Exercise instructions:
Retype every entry in its entirety, without alteration.

Stored data entries:
* Start *

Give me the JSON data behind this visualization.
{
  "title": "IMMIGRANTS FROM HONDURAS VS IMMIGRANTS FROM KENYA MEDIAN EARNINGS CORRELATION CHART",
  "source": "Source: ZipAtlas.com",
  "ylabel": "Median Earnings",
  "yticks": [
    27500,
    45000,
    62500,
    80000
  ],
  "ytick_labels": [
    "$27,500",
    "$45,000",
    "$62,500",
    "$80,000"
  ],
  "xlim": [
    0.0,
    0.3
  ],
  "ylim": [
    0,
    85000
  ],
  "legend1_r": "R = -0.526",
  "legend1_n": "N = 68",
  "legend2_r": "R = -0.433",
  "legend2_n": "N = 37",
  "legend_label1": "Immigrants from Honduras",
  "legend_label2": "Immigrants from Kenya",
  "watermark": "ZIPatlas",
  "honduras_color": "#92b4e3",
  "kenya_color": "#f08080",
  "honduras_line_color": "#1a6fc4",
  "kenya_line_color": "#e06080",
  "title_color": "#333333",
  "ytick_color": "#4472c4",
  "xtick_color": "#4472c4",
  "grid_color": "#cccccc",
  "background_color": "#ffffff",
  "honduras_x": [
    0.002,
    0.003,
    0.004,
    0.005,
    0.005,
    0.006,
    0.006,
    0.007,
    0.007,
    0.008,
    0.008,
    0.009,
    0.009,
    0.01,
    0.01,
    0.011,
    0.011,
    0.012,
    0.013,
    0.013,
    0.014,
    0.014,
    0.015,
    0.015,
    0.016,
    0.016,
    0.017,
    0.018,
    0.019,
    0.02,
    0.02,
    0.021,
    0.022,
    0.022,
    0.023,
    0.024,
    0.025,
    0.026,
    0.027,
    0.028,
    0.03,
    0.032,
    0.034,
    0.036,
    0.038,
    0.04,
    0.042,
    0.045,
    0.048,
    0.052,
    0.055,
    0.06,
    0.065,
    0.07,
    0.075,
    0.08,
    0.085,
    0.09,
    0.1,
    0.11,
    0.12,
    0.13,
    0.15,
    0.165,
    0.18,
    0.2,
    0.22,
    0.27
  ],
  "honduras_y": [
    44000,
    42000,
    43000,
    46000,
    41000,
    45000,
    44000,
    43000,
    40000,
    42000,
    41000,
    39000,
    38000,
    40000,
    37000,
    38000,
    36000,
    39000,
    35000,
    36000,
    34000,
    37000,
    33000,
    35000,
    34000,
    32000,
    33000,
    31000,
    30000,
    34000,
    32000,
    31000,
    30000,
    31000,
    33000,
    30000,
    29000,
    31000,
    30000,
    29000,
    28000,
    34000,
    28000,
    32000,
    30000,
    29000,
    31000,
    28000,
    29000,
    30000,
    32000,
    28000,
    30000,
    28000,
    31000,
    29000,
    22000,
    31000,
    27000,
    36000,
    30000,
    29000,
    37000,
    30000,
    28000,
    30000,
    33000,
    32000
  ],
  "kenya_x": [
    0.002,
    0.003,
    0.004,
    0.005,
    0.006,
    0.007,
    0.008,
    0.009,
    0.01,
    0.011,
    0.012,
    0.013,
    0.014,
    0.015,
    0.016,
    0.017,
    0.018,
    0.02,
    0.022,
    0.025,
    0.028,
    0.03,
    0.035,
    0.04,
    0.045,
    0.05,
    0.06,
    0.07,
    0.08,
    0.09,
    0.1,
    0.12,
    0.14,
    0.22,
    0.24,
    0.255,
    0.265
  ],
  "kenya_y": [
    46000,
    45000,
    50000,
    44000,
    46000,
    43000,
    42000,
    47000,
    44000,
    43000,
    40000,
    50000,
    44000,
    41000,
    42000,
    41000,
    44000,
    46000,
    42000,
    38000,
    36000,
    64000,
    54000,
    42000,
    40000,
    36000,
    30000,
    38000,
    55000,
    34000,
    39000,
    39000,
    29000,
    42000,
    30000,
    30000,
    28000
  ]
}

* End *

Completed task:
Give me the JSON data behind this visualization.
{
  "title": "IMMIGRANTS FROM HONDURAS VS IMMIGRANTS FROM KENYA MEDIAN EARNINGS CORRELATION CHART",
  "source": "Source: ZipAtlas.com",
  "ylabel": "Median Earnings",
  "yticks": [
    27500,
    45000,
    62500,
    80000
  ],
  "ytick_labels": [
    "$27,500",
    "$45,000",
    "$62,500",
    "$80,000"
  ],
  "xlim": [
    0.0,
    0.3
  ],
  "ylim": [
    0,
    85000
  ],
  "legend1_r": "R = -0.526",
  "legend1_n": "N = 68",
  "legend2_r": "R = -0.433",
  "legend2_n": "N = 37",
  "legend_label1": "Immigrants from Honduras",
  "legend_label2": "Immigrants from Kenya",
  "watermark": "ZIPatlas",
  "honduras_color": "#92b4e3",
  "kenya_color": "#f08080",
  "honduras_line_color": "#1a6fc4",
  "kenya_line_color": "#e06080",
  "title_color": "#333333",
  "ytick_color": "#4472c4",
  "xtick_color": "#4472c4",
  "grid_color": "#cccccc",
  "background_color": "#ffffff",
  "honduras_x": [
    0.002,
    0.003,
    0.004,
    0.005,
    0.005,
    0.006,
    0.006,
    0.007,
    0.007,
    0.008,
    0.008,
    0.009,
    0.009,
    0.01,
    0.01,
    0.011,
    0.011,
    0.012,
    0.013,
    0.013,
    0.014,
    0.014,
    0.015,
    0.015,
    0.016,
    0.016,
    0.017,
    0.018,
    0.019,
    0.02,
    0.02,
    0.021,
    0.022,
    0.022,
    0.023,
    0.024,
    0.025,
    0.026,
    0.027,
    0.028,
    0.03,
    0.032,
    0.034,
    0.036,
    0.038,
    0.04,
    0.042,
    0.045,
    0.048,
    0.052,
    0.055,
    0.06,
    0.065,
    0.07,
    0.075,
    0.08,
    0.085,
    0.09,
    0.1,
    0.11,
    0.12,
    0.13,
    0.15,
    0.165,
    0.18,
    0.2,
    0.22,
    0.27
  ],
  "honduras_y": [
    44000,
    42000,
    43000,
    46000,
    41000,
    45000,
    44000,
    43000,
    40000,
    42000,
    41000,
    39000,
    38000,
    40000,
    37000,
    38000,
    36000,
    39000,
    35000,
    36000,
    34000,
    37000,
    33000,
    35000,
    34000,
    32000,
    33000,
    31000,
    30000,
    34000,
    32000,
    31000,
    30000,
    31000,
    33000,
    30000,
    29000,
    31000,
    30000,
    29000,
    28000,
    34000,
    28000,
    32000,
    30000,
    29000,
    31000,
    28000,
    29000,
    30000,
    32000,
    28000,
    30000,
    28000,
    31000,
    29000,
    22000,
    31000,
    27000,
    36000,
    30000,
    29000,
    37000,
    30000,
    28000,
    30000,
    33000,
    32000
  ],
  "kenya_x": [
    0.002,
    0.003,
    0.004,
    0.005,
    0.006,
    0.007,
    0.008,
    0.009,
    0.01,
    0.011,
    0.012,
    0.013,
    0.014,
    0.015,
    0.016,
    0.017,
    0.018,
    0.02,
    0.022,
    0.025,
    0.028,
    0.03,
    0.035,
    0.04,
    0.045,
    0.05,
    0.06,
    0.07,
    0.08,
    0.09,
    0.1,
    0.12,
    0.14,
    0.22,
    0.24,
    0.255,
    0.265
  ],
  "kenya_y": [
    46000,
    45000,
    50000,
    44000,
    46000,
    43000,
    42000,
    47000,
    44000,
    43000,
    40000,
    50000,
    44000,
    41000,
    42000,
    41000,
    44000,
    46000,
    42000,
    38000,
    36000,
    64000,
    54000,
    42000,
    40000,
    36000,
    30000,
    38000,
    55000,
    34000,
    39000,
    39000,
    29000,
    42000,
    30000,
    30000,
    28000
  ]
}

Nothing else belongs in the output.